[Begin SUPPLIED RECORDS]
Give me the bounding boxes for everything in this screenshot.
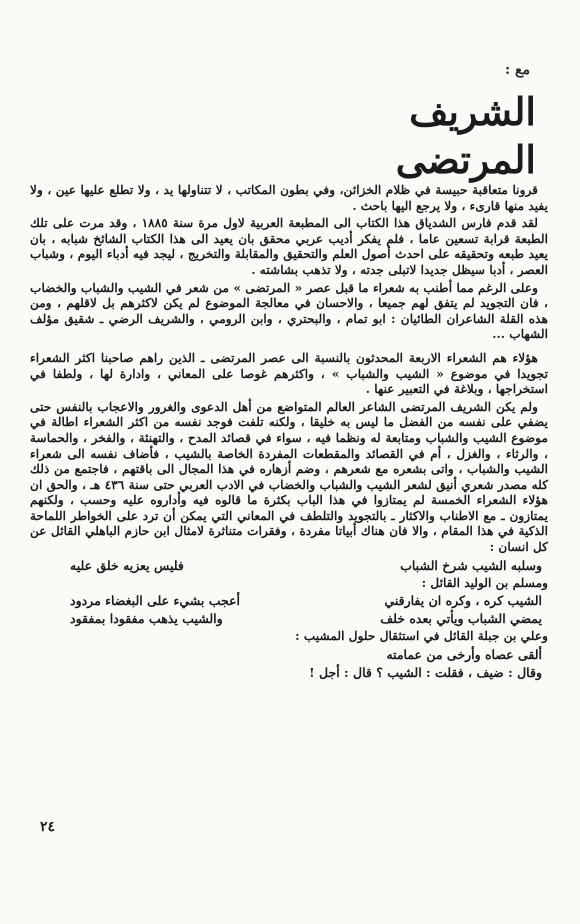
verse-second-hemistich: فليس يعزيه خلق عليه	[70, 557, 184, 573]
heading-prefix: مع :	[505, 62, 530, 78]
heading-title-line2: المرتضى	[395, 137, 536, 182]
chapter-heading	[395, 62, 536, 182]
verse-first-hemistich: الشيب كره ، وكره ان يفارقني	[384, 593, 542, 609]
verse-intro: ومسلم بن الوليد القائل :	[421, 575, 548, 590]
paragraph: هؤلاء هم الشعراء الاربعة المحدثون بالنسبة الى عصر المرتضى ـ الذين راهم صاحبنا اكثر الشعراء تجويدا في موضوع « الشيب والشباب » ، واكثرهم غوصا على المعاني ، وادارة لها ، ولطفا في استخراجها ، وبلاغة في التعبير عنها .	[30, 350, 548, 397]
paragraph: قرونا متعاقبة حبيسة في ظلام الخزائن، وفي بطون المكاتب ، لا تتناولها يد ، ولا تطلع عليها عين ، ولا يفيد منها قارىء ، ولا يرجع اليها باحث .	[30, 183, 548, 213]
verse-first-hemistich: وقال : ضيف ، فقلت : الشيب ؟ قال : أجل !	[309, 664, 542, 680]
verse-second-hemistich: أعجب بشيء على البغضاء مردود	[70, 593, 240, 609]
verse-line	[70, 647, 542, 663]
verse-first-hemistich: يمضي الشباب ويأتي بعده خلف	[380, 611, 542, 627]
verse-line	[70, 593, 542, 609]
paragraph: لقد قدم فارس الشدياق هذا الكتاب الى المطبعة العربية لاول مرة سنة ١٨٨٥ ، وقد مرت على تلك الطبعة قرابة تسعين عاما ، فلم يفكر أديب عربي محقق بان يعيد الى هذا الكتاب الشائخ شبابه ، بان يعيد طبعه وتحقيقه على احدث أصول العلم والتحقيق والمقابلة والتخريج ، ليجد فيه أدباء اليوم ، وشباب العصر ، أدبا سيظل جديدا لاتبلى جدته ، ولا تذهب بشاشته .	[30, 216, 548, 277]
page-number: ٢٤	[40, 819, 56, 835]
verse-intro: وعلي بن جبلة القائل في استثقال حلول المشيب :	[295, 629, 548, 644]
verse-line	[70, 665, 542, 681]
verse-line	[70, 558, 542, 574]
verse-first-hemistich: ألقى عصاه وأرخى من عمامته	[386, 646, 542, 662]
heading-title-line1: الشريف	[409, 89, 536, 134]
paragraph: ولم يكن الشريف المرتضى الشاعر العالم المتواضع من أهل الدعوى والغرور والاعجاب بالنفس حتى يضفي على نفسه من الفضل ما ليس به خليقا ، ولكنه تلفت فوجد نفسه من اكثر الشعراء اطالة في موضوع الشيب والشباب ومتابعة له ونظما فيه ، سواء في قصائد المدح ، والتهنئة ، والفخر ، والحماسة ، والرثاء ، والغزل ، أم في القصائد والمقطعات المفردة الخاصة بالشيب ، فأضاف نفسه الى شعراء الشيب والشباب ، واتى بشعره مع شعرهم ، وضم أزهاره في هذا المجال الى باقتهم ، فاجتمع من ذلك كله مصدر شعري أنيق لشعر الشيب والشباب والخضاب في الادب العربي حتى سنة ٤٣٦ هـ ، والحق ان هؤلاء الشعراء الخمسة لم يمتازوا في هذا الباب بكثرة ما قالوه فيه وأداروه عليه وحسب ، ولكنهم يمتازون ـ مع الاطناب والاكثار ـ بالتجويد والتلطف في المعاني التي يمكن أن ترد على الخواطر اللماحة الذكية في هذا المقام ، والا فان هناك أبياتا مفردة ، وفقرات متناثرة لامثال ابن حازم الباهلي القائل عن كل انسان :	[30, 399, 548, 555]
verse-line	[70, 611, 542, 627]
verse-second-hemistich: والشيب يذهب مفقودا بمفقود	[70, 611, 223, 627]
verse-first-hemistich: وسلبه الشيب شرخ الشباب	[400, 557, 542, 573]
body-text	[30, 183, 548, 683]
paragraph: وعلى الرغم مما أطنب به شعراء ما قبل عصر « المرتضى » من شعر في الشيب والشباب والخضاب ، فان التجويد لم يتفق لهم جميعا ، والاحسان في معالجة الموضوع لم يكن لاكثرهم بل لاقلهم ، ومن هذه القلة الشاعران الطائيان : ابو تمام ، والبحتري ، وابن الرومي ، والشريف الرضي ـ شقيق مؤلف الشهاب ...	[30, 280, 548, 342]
[End SUPPLIED RECORDS]
[Begin SUPPLIED RECORDS]
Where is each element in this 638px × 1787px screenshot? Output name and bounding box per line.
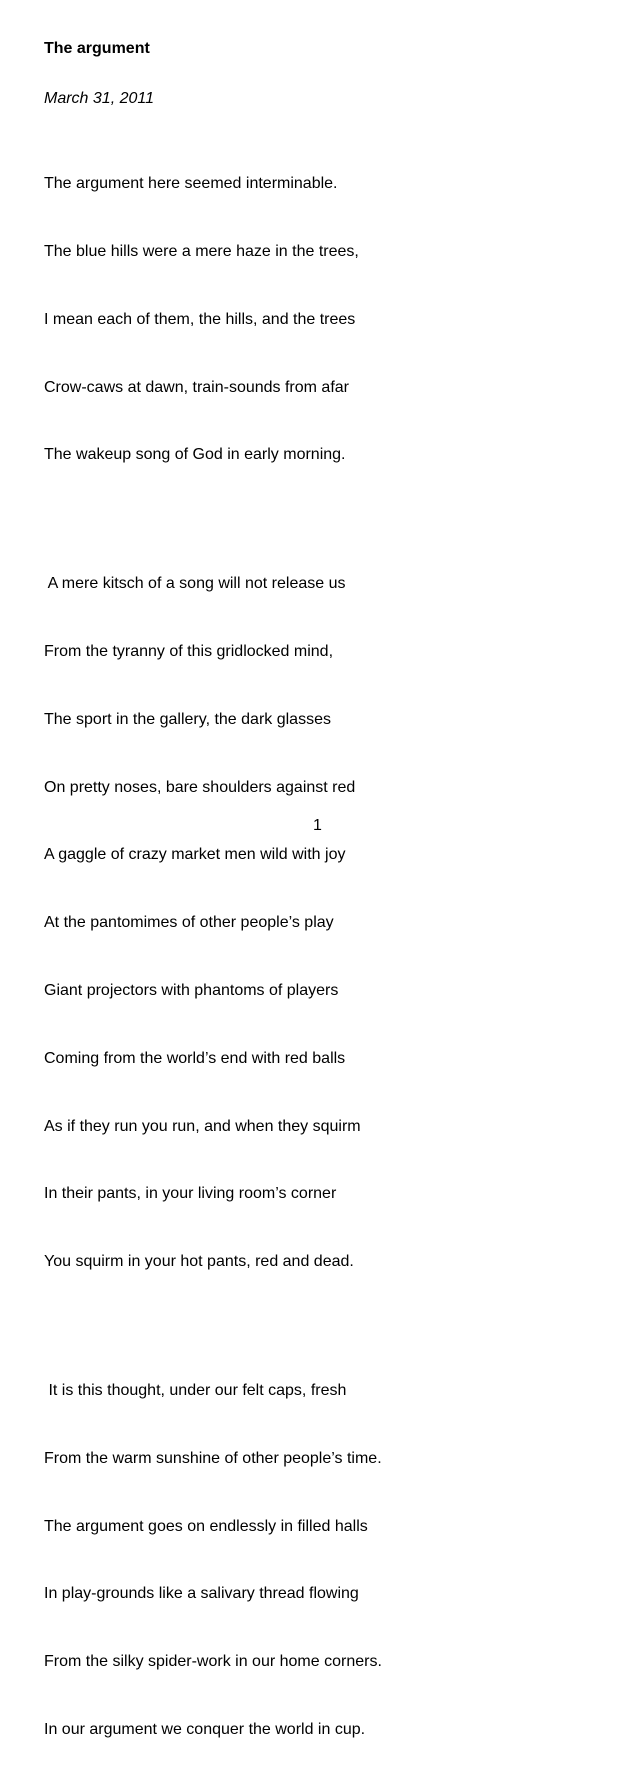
[End SUPPLIED RECORDS]
◆ AIM OF THE TASK ◆
Copy the records from the line with "Give me the" up to and including the line with "verse-intro: ومسلم بن", leaving out the pictures.

◆ SOLUTION ◆
Give me the bounding boxes for everything in this screenshot.
verse-second-hemistich: فليس يعزيه خلق عليه	[70, 557, 184, 573]
heading-prefix: مع :	[505, 62, 530, 78]
heading-title-line2: المرتضى	[395, 137, 536, 182]
chapter-heading	[395, 62, 536, 182]
verse-first-hemistich: الشيب كره ، وكره ان يفارقني	[384, 593, 542, 609]
verse-intro: ومسلم بن الوليد القائل :	[421, 575, 548, 590]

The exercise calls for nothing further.